> **What you are asked to do**: Search the material for the word "ylabel" and report each line where it turns up.

Some records:
-------------------------

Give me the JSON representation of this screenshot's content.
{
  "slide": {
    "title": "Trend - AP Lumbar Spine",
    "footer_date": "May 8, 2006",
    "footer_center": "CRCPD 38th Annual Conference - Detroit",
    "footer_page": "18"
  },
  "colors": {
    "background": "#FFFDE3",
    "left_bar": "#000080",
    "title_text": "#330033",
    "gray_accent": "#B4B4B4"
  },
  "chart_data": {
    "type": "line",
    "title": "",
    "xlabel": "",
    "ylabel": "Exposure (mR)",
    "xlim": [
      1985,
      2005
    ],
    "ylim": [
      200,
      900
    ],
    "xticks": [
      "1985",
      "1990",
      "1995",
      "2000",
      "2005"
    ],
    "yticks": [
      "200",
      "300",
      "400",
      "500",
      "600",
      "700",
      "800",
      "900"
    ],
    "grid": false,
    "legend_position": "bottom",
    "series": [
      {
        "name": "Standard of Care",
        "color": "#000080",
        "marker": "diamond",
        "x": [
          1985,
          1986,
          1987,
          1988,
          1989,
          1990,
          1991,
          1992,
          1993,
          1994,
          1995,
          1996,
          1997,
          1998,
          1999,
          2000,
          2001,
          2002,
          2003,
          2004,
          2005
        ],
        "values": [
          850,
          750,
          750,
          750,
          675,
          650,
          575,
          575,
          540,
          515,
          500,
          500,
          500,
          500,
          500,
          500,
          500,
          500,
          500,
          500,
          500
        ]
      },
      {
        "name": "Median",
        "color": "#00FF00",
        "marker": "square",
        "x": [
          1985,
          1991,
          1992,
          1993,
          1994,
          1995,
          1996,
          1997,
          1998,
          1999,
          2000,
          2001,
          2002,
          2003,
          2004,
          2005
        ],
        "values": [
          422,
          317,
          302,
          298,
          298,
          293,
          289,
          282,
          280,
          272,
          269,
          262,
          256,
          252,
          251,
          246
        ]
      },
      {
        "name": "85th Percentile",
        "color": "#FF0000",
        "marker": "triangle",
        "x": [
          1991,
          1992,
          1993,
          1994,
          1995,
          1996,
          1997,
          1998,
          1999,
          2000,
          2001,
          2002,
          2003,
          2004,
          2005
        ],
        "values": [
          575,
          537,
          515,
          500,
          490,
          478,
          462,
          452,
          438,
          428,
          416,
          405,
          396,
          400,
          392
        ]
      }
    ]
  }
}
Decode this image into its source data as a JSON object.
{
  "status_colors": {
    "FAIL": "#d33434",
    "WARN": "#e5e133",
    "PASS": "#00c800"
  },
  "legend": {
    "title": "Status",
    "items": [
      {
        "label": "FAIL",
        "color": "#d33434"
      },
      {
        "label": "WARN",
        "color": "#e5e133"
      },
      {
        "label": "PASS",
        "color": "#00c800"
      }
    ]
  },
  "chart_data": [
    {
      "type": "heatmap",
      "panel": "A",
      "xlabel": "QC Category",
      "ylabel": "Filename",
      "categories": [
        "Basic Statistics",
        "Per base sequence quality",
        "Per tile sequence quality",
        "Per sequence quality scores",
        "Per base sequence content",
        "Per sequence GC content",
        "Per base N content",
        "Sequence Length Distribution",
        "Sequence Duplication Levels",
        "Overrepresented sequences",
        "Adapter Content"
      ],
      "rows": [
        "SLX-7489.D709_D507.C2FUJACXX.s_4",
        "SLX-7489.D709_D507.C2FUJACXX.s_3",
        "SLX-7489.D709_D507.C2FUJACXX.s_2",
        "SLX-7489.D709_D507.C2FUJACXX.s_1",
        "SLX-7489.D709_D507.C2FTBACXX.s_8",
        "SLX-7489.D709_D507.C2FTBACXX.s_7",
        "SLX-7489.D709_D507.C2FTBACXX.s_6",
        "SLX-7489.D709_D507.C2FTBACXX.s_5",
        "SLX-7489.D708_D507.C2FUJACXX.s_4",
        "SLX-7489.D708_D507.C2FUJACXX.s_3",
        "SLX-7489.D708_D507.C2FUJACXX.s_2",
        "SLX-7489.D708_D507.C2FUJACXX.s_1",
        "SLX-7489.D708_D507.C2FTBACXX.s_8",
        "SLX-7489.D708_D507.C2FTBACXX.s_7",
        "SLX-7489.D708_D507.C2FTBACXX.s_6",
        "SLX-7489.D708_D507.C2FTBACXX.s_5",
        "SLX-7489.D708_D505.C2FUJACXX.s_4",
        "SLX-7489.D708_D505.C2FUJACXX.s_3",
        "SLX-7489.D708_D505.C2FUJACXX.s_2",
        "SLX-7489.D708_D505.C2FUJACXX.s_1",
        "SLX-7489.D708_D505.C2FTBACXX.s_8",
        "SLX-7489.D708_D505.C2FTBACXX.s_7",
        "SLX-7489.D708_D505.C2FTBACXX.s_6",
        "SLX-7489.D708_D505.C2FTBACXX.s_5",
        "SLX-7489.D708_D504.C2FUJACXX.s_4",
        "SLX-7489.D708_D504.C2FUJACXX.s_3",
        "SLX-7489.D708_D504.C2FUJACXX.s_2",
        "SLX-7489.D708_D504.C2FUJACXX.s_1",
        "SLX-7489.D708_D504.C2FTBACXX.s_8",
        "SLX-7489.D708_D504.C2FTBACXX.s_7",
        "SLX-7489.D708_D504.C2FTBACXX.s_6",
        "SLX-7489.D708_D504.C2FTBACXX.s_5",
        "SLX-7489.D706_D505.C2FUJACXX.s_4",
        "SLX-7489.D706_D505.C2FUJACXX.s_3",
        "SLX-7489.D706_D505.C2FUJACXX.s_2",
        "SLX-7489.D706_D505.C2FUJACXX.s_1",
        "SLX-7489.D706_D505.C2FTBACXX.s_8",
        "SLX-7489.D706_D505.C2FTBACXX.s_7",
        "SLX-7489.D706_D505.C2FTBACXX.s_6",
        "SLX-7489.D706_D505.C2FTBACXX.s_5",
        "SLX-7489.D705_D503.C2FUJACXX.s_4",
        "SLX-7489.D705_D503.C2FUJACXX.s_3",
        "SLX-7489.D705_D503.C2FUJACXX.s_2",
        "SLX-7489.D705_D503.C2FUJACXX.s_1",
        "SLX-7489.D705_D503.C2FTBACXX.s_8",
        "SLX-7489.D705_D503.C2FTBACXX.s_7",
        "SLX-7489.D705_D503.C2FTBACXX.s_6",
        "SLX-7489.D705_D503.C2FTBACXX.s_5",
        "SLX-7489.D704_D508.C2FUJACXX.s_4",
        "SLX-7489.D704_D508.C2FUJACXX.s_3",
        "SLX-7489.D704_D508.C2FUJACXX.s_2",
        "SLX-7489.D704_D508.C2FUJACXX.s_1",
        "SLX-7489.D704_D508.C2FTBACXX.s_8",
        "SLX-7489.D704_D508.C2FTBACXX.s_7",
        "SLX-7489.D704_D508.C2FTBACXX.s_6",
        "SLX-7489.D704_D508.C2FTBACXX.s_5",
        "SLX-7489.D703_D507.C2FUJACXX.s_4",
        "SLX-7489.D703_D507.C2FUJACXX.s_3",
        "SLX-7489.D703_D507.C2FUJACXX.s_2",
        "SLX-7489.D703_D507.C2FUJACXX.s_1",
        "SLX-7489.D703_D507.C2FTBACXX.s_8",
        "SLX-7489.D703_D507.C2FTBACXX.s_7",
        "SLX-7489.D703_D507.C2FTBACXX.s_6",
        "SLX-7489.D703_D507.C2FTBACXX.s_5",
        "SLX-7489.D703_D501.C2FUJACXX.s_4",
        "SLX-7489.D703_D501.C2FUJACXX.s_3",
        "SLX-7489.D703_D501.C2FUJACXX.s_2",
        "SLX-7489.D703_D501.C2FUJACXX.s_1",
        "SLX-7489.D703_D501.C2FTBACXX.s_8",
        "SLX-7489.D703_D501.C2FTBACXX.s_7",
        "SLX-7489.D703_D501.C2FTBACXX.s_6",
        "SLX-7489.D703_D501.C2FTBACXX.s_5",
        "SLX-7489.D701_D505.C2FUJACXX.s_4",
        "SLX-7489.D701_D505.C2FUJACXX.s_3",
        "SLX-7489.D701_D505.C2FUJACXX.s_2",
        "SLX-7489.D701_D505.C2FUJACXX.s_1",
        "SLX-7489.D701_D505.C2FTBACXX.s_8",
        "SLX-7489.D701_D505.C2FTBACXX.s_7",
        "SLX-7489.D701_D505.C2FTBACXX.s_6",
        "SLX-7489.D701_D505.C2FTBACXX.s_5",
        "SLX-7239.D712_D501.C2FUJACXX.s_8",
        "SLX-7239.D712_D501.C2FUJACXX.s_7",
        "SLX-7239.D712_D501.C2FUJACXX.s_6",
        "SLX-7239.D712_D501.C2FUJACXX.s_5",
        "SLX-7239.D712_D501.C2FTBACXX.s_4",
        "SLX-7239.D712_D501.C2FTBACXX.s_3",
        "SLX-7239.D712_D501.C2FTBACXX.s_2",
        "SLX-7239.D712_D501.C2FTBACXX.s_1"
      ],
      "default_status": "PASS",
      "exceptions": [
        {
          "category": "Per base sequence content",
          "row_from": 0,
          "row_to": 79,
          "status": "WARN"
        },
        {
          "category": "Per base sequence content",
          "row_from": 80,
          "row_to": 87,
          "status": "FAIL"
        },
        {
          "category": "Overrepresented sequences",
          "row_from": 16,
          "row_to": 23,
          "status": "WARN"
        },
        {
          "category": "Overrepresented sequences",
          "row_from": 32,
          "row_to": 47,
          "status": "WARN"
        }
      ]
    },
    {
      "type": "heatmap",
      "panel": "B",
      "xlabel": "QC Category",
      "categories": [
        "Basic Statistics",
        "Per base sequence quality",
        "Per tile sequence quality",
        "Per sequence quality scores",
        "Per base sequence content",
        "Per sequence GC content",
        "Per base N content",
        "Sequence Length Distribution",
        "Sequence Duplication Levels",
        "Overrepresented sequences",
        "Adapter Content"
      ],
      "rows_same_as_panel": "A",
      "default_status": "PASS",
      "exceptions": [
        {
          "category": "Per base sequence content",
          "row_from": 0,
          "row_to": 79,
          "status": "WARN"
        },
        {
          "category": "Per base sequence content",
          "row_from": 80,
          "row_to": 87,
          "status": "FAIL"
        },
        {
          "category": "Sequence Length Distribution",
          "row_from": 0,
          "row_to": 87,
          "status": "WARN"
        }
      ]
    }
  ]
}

-------------------------

> **Output for this task**:
    "ylabel": "Exposure (mR)",
      "ylabel": "Filename",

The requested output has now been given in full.